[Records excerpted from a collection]

====

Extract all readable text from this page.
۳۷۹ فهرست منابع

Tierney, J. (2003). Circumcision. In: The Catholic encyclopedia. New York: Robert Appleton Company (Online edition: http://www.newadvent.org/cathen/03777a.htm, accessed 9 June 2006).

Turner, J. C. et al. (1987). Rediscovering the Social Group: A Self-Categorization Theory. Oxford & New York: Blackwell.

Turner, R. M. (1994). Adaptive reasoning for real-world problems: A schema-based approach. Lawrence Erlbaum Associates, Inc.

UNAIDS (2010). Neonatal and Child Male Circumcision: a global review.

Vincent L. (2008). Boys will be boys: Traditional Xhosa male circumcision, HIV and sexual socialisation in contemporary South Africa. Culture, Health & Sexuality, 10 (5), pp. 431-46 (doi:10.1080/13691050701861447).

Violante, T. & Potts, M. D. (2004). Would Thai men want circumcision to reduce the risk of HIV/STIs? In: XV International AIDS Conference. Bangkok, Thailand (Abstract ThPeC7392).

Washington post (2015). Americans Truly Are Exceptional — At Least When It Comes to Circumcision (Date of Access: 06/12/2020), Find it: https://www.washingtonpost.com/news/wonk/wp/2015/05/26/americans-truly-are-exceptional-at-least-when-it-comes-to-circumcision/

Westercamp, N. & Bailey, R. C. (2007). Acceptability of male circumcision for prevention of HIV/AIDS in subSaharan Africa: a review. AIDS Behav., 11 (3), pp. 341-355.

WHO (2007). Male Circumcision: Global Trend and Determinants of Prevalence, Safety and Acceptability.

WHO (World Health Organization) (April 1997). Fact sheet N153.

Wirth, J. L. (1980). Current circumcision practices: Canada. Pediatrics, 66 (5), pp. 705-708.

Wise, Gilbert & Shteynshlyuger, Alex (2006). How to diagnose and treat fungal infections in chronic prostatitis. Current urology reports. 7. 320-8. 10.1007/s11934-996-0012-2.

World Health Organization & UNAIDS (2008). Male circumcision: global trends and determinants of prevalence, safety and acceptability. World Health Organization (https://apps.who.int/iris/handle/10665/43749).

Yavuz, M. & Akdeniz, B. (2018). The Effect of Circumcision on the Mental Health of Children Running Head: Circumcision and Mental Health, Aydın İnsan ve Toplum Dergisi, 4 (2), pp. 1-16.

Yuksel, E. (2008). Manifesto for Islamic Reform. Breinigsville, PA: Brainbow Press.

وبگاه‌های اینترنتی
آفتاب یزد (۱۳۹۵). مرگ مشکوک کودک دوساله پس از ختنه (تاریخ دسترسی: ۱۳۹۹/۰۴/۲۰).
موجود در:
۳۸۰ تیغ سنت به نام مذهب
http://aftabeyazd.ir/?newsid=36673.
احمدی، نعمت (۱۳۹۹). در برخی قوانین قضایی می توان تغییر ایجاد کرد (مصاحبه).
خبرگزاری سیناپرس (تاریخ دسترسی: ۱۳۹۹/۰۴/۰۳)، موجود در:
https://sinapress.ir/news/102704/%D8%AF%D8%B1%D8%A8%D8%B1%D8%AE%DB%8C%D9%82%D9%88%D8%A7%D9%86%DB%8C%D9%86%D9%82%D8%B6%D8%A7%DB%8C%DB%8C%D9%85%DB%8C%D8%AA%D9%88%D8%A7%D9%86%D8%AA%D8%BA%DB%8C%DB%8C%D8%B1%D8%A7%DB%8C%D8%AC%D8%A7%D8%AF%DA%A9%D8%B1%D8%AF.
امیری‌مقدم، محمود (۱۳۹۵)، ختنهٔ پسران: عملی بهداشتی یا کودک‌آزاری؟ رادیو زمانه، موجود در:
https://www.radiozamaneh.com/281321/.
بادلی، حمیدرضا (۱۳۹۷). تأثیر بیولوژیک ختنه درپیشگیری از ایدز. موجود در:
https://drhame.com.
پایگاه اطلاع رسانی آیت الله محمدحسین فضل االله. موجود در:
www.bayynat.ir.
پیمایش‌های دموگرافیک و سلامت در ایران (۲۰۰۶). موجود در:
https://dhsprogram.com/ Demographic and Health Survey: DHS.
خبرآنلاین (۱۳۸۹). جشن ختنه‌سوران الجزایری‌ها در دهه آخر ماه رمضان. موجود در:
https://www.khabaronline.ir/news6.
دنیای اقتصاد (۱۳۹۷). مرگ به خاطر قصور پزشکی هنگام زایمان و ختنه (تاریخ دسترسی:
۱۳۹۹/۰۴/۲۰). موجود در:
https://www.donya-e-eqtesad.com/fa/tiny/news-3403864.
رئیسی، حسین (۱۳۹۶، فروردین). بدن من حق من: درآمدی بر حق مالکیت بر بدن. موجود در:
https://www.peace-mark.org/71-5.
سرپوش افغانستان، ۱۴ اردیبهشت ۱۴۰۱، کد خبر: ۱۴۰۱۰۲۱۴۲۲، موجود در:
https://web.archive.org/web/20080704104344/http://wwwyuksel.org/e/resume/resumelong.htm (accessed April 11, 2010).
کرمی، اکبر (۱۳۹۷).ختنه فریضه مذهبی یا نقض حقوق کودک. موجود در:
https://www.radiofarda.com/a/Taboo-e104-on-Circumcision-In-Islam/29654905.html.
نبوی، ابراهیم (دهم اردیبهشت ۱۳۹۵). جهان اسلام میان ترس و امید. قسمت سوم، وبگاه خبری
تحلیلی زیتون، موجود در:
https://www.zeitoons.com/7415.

====

Work required
Extract every line of the records above that contains the word "تاریخ".

The completed task
آفتاب یزد (۱۳۹۵). مرگ مشکوک کودک دوساله پس از ختنه (تاریخ دسترسی: ۱۳۹۹/۰۴/۲۰).
خبرگزاری سیناپرس (تاریخ دسترسی: ۱۳۹۹/۰۴/۰۳)، موجود در:
دنیای اقتصاد (۱۳۹۷). مرگ به خاطر قصور پزشکی هنگام زایمان و ختنه (تاریخ دسترسی:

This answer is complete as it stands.